>> Start GIVEN DATA

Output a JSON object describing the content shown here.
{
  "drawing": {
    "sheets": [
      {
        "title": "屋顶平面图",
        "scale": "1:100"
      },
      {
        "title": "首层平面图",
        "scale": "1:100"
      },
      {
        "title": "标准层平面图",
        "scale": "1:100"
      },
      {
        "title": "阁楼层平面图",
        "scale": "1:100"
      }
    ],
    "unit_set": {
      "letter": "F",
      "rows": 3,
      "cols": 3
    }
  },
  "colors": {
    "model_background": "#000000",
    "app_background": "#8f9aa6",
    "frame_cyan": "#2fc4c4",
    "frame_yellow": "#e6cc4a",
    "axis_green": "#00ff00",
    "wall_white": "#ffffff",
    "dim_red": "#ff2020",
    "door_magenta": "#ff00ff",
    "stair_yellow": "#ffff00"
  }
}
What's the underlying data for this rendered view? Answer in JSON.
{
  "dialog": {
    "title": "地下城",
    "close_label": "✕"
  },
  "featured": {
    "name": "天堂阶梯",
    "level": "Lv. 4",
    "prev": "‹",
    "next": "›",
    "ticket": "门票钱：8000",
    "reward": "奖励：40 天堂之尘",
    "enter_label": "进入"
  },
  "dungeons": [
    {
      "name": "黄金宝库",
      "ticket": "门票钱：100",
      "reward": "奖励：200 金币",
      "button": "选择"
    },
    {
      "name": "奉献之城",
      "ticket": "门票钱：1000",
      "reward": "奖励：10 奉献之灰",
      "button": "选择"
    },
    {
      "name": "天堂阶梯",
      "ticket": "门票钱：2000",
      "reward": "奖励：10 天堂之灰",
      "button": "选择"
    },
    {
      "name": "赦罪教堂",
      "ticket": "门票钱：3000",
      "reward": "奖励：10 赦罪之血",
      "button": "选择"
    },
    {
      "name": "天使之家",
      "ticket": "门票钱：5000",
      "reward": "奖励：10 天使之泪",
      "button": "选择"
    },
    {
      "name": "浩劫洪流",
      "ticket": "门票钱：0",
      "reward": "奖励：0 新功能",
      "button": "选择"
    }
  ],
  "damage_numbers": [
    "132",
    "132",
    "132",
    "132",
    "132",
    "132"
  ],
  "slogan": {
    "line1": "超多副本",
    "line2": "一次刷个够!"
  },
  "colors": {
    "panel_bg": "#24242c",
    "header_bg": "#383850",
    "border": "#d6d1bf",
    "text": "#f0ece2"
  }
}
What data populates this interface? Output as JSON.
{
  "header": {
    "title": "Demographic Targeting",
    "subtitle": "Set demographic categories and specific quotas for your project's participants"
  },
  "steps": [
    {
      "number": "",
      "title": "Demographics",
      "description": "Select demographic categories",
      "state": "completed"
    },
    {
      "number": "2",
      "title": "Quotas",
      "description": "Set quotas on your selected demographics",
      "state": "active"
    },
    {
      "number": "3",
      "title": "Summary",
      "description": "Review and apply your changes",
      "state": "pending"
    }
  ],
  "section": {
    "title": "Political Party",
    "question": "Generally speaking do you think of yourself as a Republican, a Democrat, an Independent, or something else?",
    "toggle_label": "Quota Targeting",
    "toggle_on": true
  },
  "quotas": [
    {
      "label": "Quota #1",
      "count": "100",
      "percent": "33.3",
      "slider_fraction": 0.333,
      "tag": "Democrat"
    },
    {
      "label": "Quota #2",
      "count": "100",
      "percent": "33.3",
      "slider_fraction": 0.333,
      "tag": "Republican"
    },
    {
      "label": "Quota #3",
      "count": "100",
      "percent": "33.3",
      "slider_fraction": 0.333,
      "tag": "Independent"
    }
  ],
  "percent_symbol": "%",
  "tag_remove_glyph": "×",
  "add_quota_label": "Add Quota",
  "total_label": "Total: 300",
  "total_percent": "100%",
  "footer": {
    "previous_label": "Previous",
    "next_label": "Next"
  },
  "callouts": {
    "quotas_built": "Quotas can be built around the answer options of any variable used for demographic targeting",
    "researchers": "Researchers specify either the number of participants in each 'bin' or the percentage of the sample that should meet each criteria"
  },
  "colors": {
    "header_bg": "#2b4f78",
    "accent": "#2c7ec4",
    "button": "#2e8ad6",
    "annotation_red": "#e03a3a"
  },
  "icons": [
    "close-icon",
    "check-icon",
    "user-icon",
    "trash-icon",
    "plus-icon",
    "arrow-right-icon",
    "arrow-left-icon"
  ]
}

>> End GIVEN DATA

■ WRITTEN PROBLEM
Copy every record above exactly as it appears.

■ SOLUTION
Output a JSON object describing the content shown here.
{
  "drawing": {
    "sheets": [
      {
        "title": "屋顶平面图",
        "scale": "1:100"
      },
      {
        "title": "首层平面图",
        "scale": "1:100"
      },
      {
        "title": "标准层平面图",
        "scale": "1:100"
      },
      {
        "title": "阁楼层平面图",
        "scale": "1:100"
      }
    ],
    "unit_set": {
      "letter": "F",
      "rows": 3,
      "cols": 3
    }
  },
  "colors": {
    "model_background": "#000000",
    "app_background": "#8f9aa6",
    "frame_cyan": "#2fc4c4",
    "frame_yellow": "#e6cc4a",
    "axis_green": "#00ff00",
    "wall_white": "#ffffff",
    "dim_red": "#ff2020",
    "door_magenta": "#ff00ff",
    "stair_yellow": "#ffff00"
  }
}
What's the underlying data for this rendered view? Answer in JSON.
{
  "dialog": {
    "title": "地下城",
    "close_label": "✕"
  },
  "featured": {
    "name": "天堂阶梯",
    "level": "Lv. 4",
    "prev": "‹",
    "next": "›",
    "ticket": "门票钱：8000",
    "reward": "奖励：40 天堂之尘",
    "enter_label": "进入"
  },
  "dungeons": [
    {
      "name": "黄金宝库",
      "ticket": "门票钱：100",
      "reward": "奖励：200 金币",
      "button": "选择"
    },
    {
      "name": "奉献之城",
      "ticket": "门票钱：1000",
      "reward": "奖励：10 奉献之灰",
      "button": "选择"
    },
    {
      "name": "天堂阶梯",
      "ticket": "门票钱：2000",
      "reward": "奖励：10 天堂之灰",
      "button": "选择"
    },
    {
      "name": "赦罪教堂",
      "ticket": "门票钱：3000",
      "reward": "奖励：10 赦罪之血",
      "button": "选择"
    },
    {
      "name": "天使之家",
      "ticket": "门票钱：5000",
      "reward": "奖励：10 天使之泪",
      "button": "选择"
    },
    {
      "name": "浩劫洪流",
      "ticket": "门票钱：0",
      "reward": "奖励：0 新功能",
      "button": "选择"
    }
  ],
  "damage_numbers": [
    "132",
    "132",
    "132",
    "132",
    "132",
    "132"
  ],
  "slogan": {
    "line1": "超多副本",
    "line2": "一次刷个够!"
  },
  "colors": {
    "panel_bg": "#24242c",
    "header_bg": "#383850",
    "border": "#d6d1bf",
    "text": "#f0ece2"
  }
}
What data populates this interface? Output as JSON.
{
  "header": {
    "title": "Demographic Targeting",
    "subtitle": "Set demographic categories and specific quotas for your project's participants"
  },
  "steps": [
    {
      "number": "",
      "title": "Demographics",
      "description": "Select demographic categories",
      "state": "completed"
    },
    {
      "number": "2",
      "title": "Quotas",
      "description": "Set quotas on your selected demographics",
      "state": "active"
    },
    {
      "number": "3",
      "title": "Summary",
      "description": "Review and apply your changes",
      "state": "pending"
    }
  ],
  "section": {
    "title": "Political Party",
    "question": "Generally speaking do you think of yourself as a Republican, a Democrat, an Independent, or something else?",
    "toggle_label": "Quota Targeting",
    "toggle_on": true
  },
  "quotas": [
    {
      "label": "Quota #1",
      "count": "100",
      "percent": "33.3",
      "slider_fraction": 0.333,
      "tag": "Democrat"
    },
    {
      "label": "Quota #2",
      "count": "100",
      "percent": "33.3",
      "slider_fraction": 0.333,
      "tag": "Republican"
    },
    {
      "label": "Quota #3",
      "count": "100",
      "percent": "33.3",
      "slider_fraction": 0.333,
      "tag": "Independent"
    }
  ],
  "percent_symbol": "%",
  "tag_remove_glyph": "×",
  "add_quota_label": "Add Quota",
  "total_label": "Total: 300",
  "total_percent": "100%",
  "footer": {
    "previous_label": "Previous",
    "next_label": "Next"
  },
  "callouts": {
    "quotas_built": "Quotas can be built around the answer options of any variable used for demographic targeting",
    "researchers": "Researchers specify either the number of participants in each 'bin' or the percentage of the sample that should meet each criteria"
  },
  "colors": {
    "header_bg": "#2b4f78",
    "accent": "#2c7ec4",
    "button": "#2e8ad6",
    "annotation_red": "#e03a3a"
  },
  "icons": [
    "close-icon",
    "check-icon",
    "user-icon",
    "trash-icon",
    "plus-icon",
    "arrow-right-icon",
    "arrow-left-icon"
  ]
}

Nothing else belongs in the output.